## BEGIN Provided data

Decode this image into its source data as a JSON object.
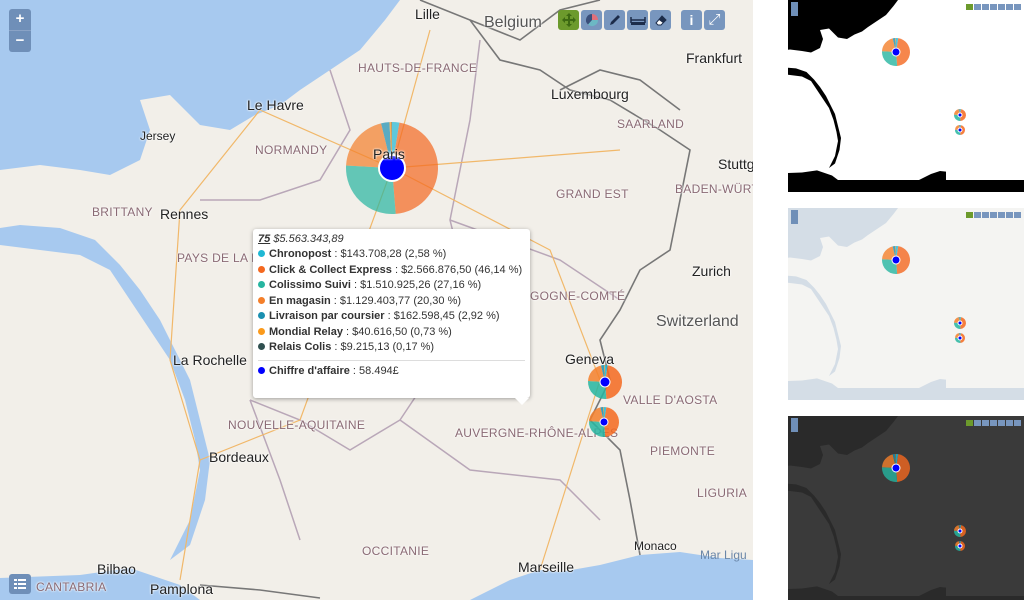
{
  "map": {
    "zoom_in": "+",
    "zoom_out": "−",
    "labels": {
      "cities": [
        "Lille",
        "Le Havre",
        "Rennes",
        "La Rochelle",
        "Bordeaux",
        "Bilbao",
        "Frankfurt",
        "Luxembourg",
        "Stuttg",
        "Zurich",
        "Geneva",
        "Marseille",
        "Monaco",
        "Pamplona",
        "Jersey",
        "Paris"
      ],
      "regions": [
        "HAUTS-DE-FRANCE",
        "NORMANDY",
        "BRITTANY",
        "PAYS DE LA L",
        "GRAND EST",
        "BADEN-WÜRTT",
        "SAARLAND",
        "GOGNE-COMTÉ",
        "NOUVELLE-AQUITAINE",
        "AUVERGNE-RHÔNE-ALPES",
        "VALLE D'AOSTA",
        "PIEMONTE",
        "LIGURIA",
        "OCCITANIE",
        "CANTABRIA"
      ],
      "countries": [
        "Belgium",
        "Switzerland"
      ],
      "seas": [
        "Mar Ligu"
      ]
    },
    "toolbar": [
      "move-icon",
      "pie-chart-icon",
      "pen-icon",
      "measure-icon",
      "eraser-icon",
      "info-icon",
      "fullscreen-icon"
    ],
    "toolbar_info": "i",
    "toolbar_fullscreen": "⤢"
  },
  "tooltip": {
    "code": "75",
    "total": "$5.563.343,89",
    "items": [
      {
        "name": "Chronopost",
        "value": "$143.708,28 (2,58 %)",
        "pct": 2.58,
        "color": "#1fb8d4"
      },
      {
        "name": "Click & Collect Express",
        "value": "$2.566.876,50 (46,14 %)",
        "pct": 46.14,
        "color": "#f4681f"
      },
      {
        "name": "Colissimo Suivi",
        "value": "$1.510.925,26 (27,16 %)",
        "pct": 27.16,
        "color": "#26b5a0"
      },
      {
        "name": "En magasin",
        "value": "$1.129.403,77 (20,30 %)",
        "pct": 20.3,
        "color": "#f47f2a"
      },
      {
        "name": "Livraison par coursier",
        "value": "$162.598,45 (2,92 %)",
        "pct": 2.92,
        "color": "#1a8fb0"
      },
      {
        "name": "Mondial Relay",
        "value": "$40.616,50 (0,73 %)",
        "pct": 0.73,
        "color": "#fb9a1b"
      },
      {
        "name": "Relais Colis",
        "value": "$9.215,13 (0,17 %)",
        "pct": 0.17,
        "color": "#2f4f4f"
      }
    ],
    "metric": {
      "name": "Chiffre d'affaire",
      "value": "58.494£",
      "color": "#0000ff"
    }
  },
  "thumbnails": [
    {
      "theme": "black-white",
      "land": "#ffffff",
      "sea": "#000000"
    },
    {
      "theme": "light",
      "land": "#f4f4f2",
      "sea": "#d4dde6"
    },
    {
      "theme": "dark",
      "land": "#3a3a3a",
      "sea": "#2a2a2a"
    }
  ]
}
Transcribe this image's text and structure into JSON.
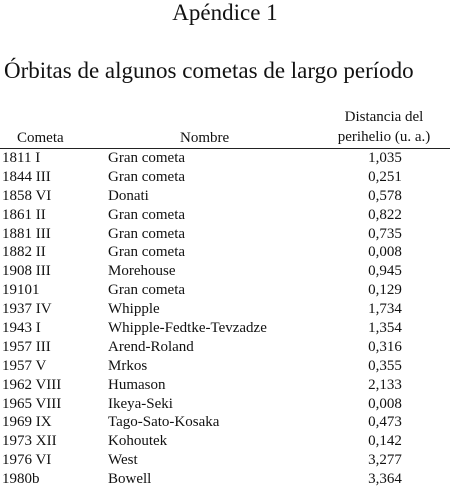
{
  "appendix_label": "Apéndice 1",
  "section_title": "Órbitas de algunos cometas de largo período",
  "table": {
    "headers": {
      "comet": "Cometa",
      "name": "Nombre",
      "perihelion_line1": "Distancia del",
      "perihelion_line2": "perihelio (u. a.)"
    },
    "rows": [
      {
        "comet": "1811 I",
        "name": "Gran cometa",
        "perihelion": "1,035"
      },
      {
        "comet": "1844 III",
        "name": "Gran cometa",
        "perihelion": "0,251"
      },
      {
        "comet": "1858 VI",
        "name": "Donati",
        "perihelion": "0,578"
      },
      {
        "comet": "1861 II",
        "name": "Gran cometa",
        "perihelion": "0,822"
      },
      {
        "comet": "1881 III",
        "name": "Gran cometa",
        "perihelion": "0,735"
      },
      {
        "comet": "1882 II",
        "name": "Gran cometa",
        "perihelion": "0,008"
      },
      {
        "comet": "1908 III",
        "name": "Morehouse",
        "perihelion": "0,945"
      },
      {
        "comet": "19101",
        "name": "Gran cometa",
        "perihelion": "0,129"
      },
      {
        "comet": "1937 IV",
        "name": "Whipple",
        "perihelion": "1,734"
      },
      {
        "comet": "1943 I",
        "name": "Whipple-Fedtke-Tevzadze",
        "perihelion": "1,354"
      },
      {
        "comet": "1957 III",
        "name": "Arend-Roland",
        "perihelion": "0,316"
      },
      {
        "comet": "1957 V",
        "name": "Mrkos",
        "perihelion": "0,355"
      },
      {
        "comet": "1962 VIII",
        "name": "Humason",
        "perihelion": "2,133"
      },
      {
        "comet": "1965 VIII",
        "name": "Ikeya-Seki",
        "perihelion": "0,008"
      },
      {
        "comet": "1969 IX",
        "name": "Tago-Sato-Kosaka",
        "perihelion": "0,473"
      },
      {
        "comet": "1973 XII",
        "name": "Kohoutek",
        "perihelion": "0,142"
      },
      {
        "comet": "1976 VI",
        "name": "West",
        "perihelion": "3,277"
      },
      {
        "comet": "1980b",
        "name": "Bowell",
        "perihelion": "3,364"
      }
    ]
  }
}
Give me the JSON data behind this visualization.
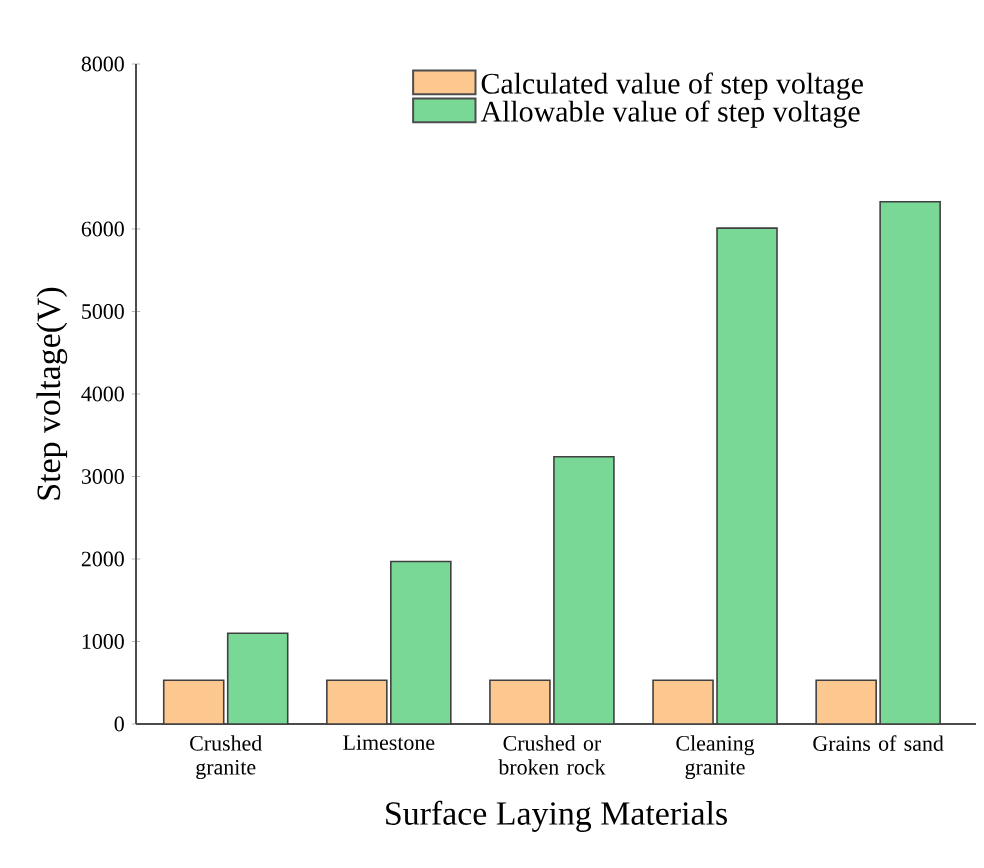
{
  "chart_data": {
    "type": "bar",
    "xlabel": "Surface Laying Materials",
    "ylabel": "Step voltage(V)",
    "categories": [
      "Crushed granite",
      "Limestone",
      "Crushed or broken rock",
      "Cleaning granite",
      "Grains of sand"
    ],
    "series": [
      {
        "name": "Calculated value of step voltage",
        "color": "#fdc890",
        "values": [
          530,
          530,
          530,
          530,
          530
        ]
      },
      {
        "name": "Allowable value of step voltage",
        "color": "#7ad896",
        "values": [
          1100,
          1970,
          3240,
          6010,
          6330
        ]
      }
    ],
    "ylim": [
      0,
      8000
    ],
    "yticks": [
      0,
      1000,
      2000,
      3000,
      4000,
      5000,
      6000,
      8000
    ],
    "legend": "top",
    "grid": false
  }
}
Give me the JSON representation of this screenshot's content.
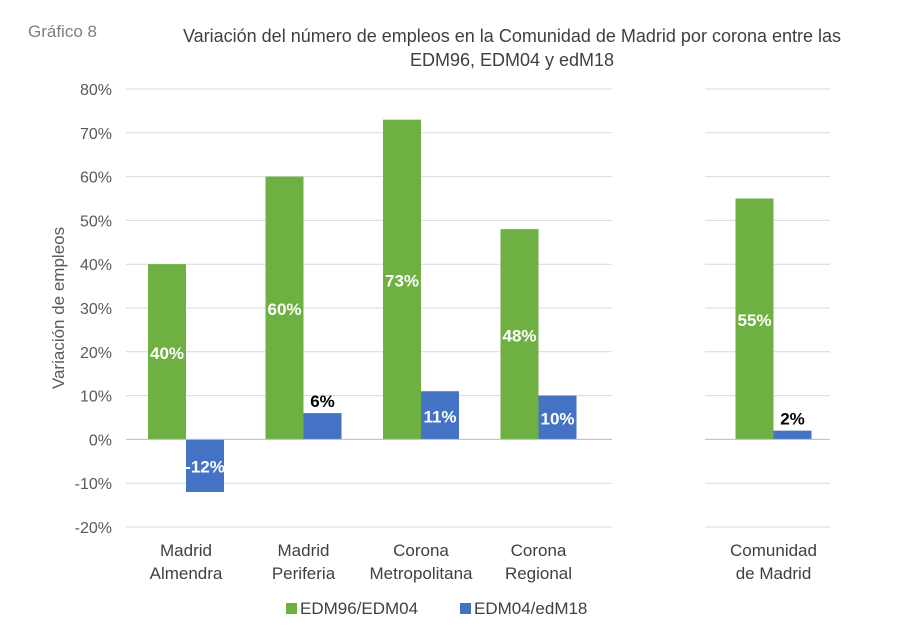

## END Provided data

Set problem: From the listing above, pick out each line where the word "this" appears.

Exercise solution:
Decode this image into its source data as a JSON object.
Transcribe this image's text and structure into JSON.
Give me the JSON data behind this visualization.
Give me the JSON representation of this screenshot's content.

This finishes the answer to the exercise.